◆ **EXERCISE AIM**: All records must be quoted exactly. Omit the pictures.

Stored records
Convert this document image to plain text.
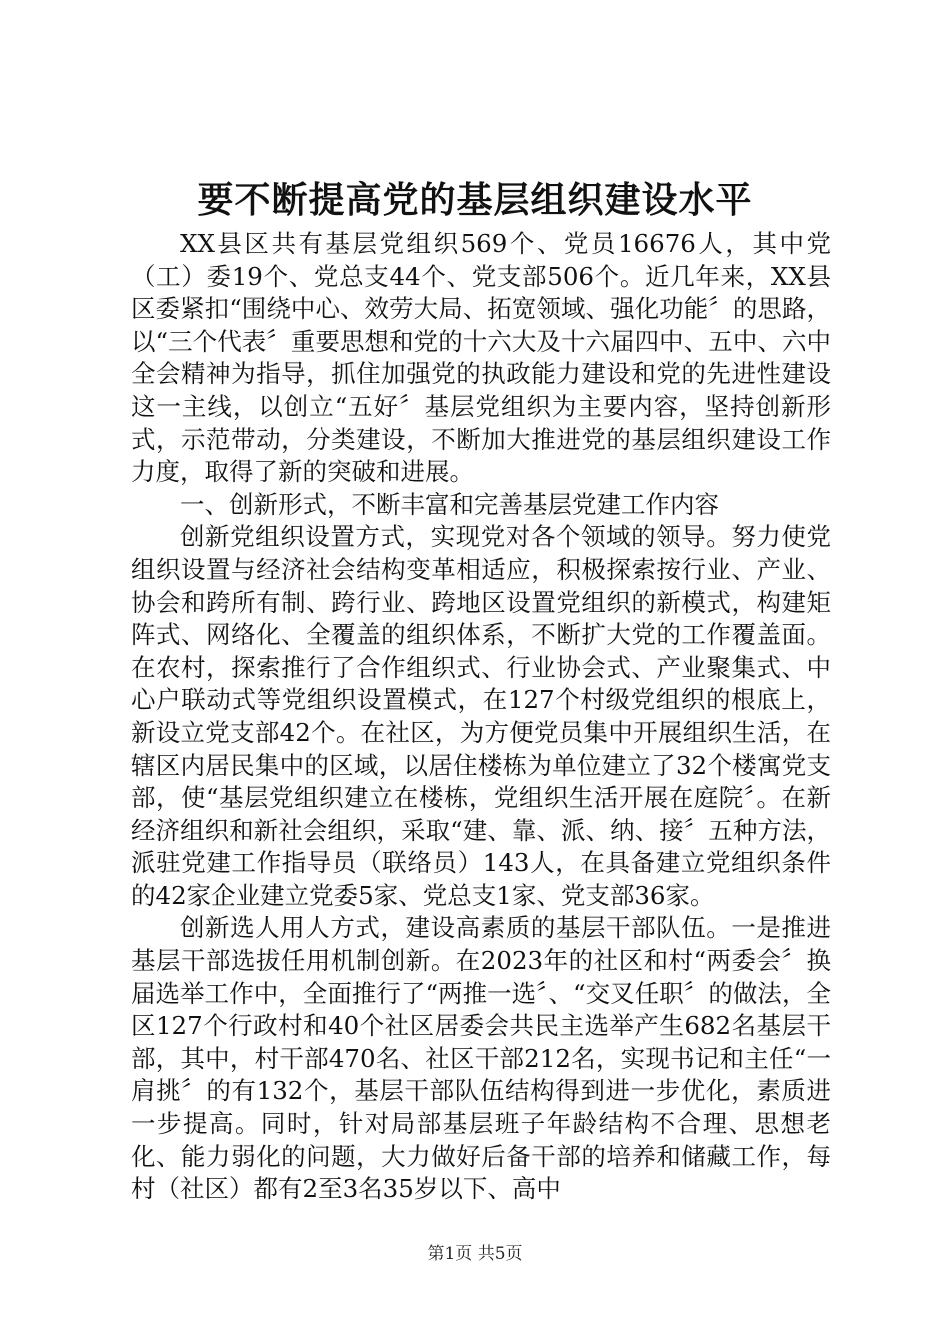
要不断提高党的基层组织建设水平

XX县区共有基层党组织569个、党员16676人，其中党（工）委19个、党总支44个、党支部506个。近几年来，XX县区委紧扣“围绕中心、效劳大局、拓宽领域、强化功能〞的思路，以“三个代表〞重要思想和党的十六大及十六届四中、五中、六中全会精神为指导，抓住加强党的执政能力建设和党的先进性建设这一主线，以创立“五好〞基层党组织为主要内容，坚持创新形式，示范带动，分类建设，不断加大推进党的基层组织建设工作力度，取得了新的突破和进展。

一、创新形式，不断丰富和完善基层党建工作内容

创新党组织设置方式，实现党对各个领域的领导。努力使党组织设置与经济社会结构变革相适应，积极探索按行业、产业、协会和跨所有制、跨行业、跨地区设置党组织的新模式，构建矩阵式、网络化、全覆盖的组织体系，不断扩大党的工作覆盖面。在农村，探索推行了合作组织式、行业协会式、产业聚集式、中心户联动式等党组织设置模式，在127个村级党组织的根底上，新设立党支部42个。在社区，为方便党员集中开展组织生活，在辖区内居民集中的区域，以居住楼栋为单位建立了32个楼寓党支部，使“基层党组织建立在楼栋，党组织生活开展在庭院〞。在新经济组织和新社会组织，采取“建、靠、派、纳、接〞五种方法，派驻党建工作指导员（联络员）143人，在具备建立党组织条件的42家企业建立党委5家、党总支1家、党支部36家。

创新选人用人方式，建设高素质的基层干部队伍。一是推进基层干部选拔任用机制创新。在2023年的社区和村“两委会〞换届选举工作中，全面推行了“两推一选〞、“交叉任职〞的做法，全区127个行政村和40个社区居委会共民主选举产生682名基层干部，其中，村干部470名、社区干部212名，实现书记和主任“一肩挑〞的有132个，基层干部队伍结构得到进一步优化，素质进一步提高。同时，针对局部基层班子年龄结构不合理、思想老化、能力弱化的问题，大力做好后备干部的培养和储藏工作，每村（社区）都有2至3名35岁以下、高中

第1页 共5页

◆ **FINISHED TASK**:
Convert this document image to plain text.
要不断提高党的基层组织建设水平

XX县区共有基层党组织569个、党员16676人，其中党（工）委19个、党总支44个、党支部506个。近几年来，XX县区委紧扣“围绕中心、效劳大局、拓宽领域、强化功能〞的思路，以“三个代表〞重要思想和党的十六大及十六届四中、五中、六中全会精神为指导，抓住加强党的执政能力建设和党的先进性建设这一主线，以创立“五好〞基层党组织为主要内容，坚持创新形式，示范带动，分类建设，不断加大推进党的基层组织建设工作力度，取得了新的突破和进展。

一、创新形式，不断丰富和完善基层党建工作内容

创新党组织设置方式，实现党对各个领域的领导。努力使党组织设置与经济社会结构变革相适应，积极探索按行业、产业、协会和跨所有制、跨行业、跨地区设置党组织的新模式，构建矩阵式、网络化、全覆盖的组织体系，不断扩大党的工作覆盖面。在农村，探索推行了合作组织式、行业协会式、产业聚集式、中心户联动式等党组织设置模式，在127个村级党组织的根底上，新设立党支部42个。在社区，为方便党员集中开展组织生活，在辖区内居民集中的区域，以居住楼栋为单位建立了32个楼寓党支部，使“基层党组织建立在楼栋，党组织生活开展在庭院〞。在新经济组织和新社会组织，采取“建、靠、派、纳、接〞五种方法，派驻党建工作指导员（联络员）143人，在具备建立党组织条件的42家企业建立党委5家、党总支1家、党支部36家。

创新选人用人方式，建设高素质的基层干部队伍。一是推进基层干部选拔任用机制创新。在2023年的社区和村“两委会〞换届选举工作中，全面推行了“两推一选〞、“交叉任职〞的做法，全区127个行政村和40个社区居委会共民主选举产生682名基层干部，其中，村干部470名、社区干部212名，实现书记和主任“一肩挑〞的有132个，基层干部队伍结构得到进一步优化，素质进一步提高。同时，针对局部基层班子年龄结构不合理、思想老化、能力弱化的问题，大力做好后备干部的培养和储藏工作，每村（社区）都有2至3名35岁以下、高中

第1页 共5页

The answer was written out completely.